Given task ->
Reproduce every record below exactly as it appears.

Records shown ->
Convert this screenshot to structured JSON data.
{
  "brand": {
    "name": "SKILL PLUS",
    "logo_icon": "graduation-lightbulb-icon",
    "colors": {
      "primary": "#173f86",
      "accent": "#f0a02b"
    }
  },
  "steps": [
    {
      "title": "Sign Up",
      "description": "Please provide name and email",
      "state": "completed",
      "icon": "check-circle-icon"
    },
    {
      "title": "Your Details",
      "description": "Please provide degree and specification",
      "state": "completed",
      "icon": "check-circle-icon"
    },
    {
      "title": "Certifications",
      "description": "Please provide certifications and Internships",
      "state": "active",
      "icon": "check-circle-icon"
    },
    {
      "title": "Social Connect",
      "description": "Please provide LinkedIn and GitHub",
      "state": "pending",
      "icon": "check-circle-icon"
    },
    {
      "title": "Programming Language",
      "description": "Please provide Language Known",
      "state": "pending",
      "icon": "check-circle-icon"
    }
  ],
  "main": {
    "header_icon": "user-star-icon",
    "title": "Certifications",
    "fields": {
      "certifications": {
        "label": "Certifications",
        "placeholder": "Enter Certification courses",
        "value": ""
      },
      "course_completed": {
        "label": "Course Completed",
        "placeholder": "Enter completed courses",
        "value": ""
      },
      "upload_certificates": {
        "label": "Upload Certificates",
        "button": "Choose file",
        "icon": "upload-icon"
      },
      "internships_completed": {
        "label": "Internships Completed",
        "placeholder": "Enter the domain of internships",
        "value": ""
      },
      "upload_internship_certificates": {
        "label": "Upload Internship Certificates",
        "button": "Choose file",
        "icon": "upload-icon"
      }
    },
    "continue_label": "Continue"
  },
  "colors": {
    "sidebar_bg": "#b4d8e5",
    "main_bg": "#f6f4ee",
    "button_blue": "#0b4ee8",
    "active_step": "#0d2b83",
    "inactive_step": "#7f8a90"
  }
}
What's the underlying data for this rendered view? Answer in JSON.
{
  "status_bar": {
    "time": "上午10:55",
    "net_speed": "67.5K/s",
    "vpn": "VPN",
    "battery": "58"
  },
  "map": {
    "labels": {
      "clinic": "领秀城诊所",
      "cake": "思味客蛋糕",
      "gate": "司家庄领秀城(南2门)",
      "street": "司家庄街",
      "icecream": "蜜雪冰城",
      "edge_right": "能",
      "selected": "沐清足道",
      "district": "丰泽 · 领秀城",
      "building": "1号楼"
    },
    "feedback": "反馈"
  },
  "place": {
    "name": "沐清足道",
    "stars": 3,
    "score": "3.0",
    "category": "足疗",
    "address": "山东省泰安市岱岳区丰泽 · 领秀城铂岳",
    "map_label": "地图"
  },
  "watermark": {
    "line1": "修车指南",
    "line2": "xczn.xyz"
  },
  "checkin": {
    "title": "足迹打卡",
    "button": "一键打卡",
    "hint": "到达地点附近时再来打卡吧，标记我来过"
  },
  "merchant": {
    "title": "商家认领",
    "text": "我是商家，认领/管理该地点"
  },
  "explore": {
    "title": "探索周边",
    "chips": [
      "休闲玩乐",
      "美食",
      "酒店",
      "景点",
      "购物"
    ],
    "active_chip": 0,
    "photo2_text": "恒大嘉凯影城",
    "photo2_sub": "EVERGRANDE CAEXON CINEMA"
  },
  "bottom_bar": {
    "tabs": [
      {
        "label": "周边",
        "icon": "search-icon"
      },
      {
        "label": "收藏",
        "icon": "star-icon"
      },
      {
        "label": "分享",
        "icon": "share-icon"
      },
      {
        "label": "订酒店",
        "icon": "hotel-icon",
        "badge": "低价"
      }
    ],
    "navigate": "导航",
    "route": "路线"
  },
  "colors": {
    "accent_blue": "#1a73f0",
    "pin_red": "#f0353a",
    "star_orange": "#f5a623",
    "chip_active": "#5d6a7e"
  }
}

Exercise answer ->
Convert this screenshot to structured JSON data.
{
  "brand": {
    "name": "SKILL PLUS",
    "logo_icon": "graduation-lightbulb-icon",
    "colors": {
      "primary": "#173f86",
      "accent": "#f0a02b"
    }
  },
  "steps": [
    {
      "title": "Sign Up",
      "description": "Please provide name and email",
      "state": "completed",
      "icon": "check-circle-icon"
    },
    {
      "title": "Your Details",
      "description": "Please provide degree and specification",
      "state": "completed",
      "icon": "check-circle-icon"
    },
    {
      "title": "Certifications",
      "description": "Please provide certifications and Internships",
      "state": "active",
      "icon": "check-circle-icon"
    },
    {
      "title": "Social Connect",
      "description": "Please provide LinkedIn and GitHub",
      "state": "pending",
      "icon": "check-circle-icon"
    },
    {
      "title": "Programming Language",
      "description": "Please provide Language Known",
      "state": "pending",
      "icon": "check-circle-icon"
    }
  ],
  "main": {
    "header_icon": "user-star-icon",
    "title": "Certifications",
    "fields": {
      "certifications": {
        "label": "Certifications",
        "placeholder": "Enter Certification courses",
        "value": ""
      },
      "course_completed": {
        "label": "Course Completed",
        "placeholder": "Enter completed courses",
        "value": ""
      },
      "upload_certificates": {
        "label": "Upload Certificates",
        "button": "Choose file",
        "icon": "upload-icon"
      },
      "internships_completed": {
        "label": "Internships Completed",
        "placeholder": "Enter the domain of internships",
        "value": ""
      },
      "upload_internship_certificates": {
        "label": "Upload Internship Certificates",
        "button": "Choose file",
        "icon": "upload-icon"
      }
    },
    "continue_label": "Continue"
  },
  "colors": {
    "sidebar_bg": "#b4d8e5",
    "main_bg": "#f6f4ee",
    "button_blue": "#0b4ee8",
    "active_step": "#0d2b83",
    "inactive_step": "#7f8a90"
  }
}
What's the underlying data for this rendered view? Answer in JSON.
{
  "status_bar": {
    "time": "上午10:55",
    "net_speed": "67.5K/s",
    "vpn": "VPN",
    "battery": "58"
  },
  "map": {
    "labels": {
      "clinic": "领秀城诊所",
      "cake": "思味客蛋糕",
      "gate": "司家庄领秀城(南2门)",
      "street": "司家庄街",
      "icecream": "蜜雪冰城",
      "edge_right": "能",
      "selected": "沐清足道",
      "district": "丰泽 · 领秀城",
      "building": "1号楼"
    },
    "feedback": "反馈"
  },
  "place": {
    "name": "沐清足道",
    "stars": 3,
    "score": "3.0",
    "category": "足疗",
    "address": "山东省泰安市岱岳区丰泽 · 领秀城铂岳",
    "map_label": "地图"
  },
  "watermark": {
    "line1": "修车指南",
    "line2": "xczn.xyz"
  },
  "checkin": {
    "title": "足迹打卡",
    "button": "一键打卡",
    "hint": "到达地点附近时再来打卡吧，标记我来过"
  },
  "merchant": {
    "title": "商家认领",
    "text": "我是商家，认领/管理该地点"
  },
  "explore": {
    "title": "探索周边",
    "chips": [
      "休闲玩乐",
      "美食",
      "酒店",
      "景点",
      "购物"
    ],
    "active_chip": 0,
    "photo2_text": "恒大嘉凯影城",
    "photo2_sub": "EVERGRANDE CAEXON CINEMA"
  },
  "bottom_bar": {
    "tabs": [
      {
        "label": "周边",
        "icon": "search-icon"
      },
      {
        "label": "收藏",
        "icon": "star-icon"
      },
      {
        "label": "分享",
        "icon": "share-icon"
      },
      {
        "label": "订酒店",
        "icon": "hotel-icon",
        "badge": "低价"
      }
    ],
    "navigate": "导航",
    "route": "路线"
  },
  "colors": {
    "accent_blue": "#1a73f0",
    "pin_red": "#f0353a",
    "star_orange": "#f5a623",
    "chip_active": "#5d6a7e"
  }
}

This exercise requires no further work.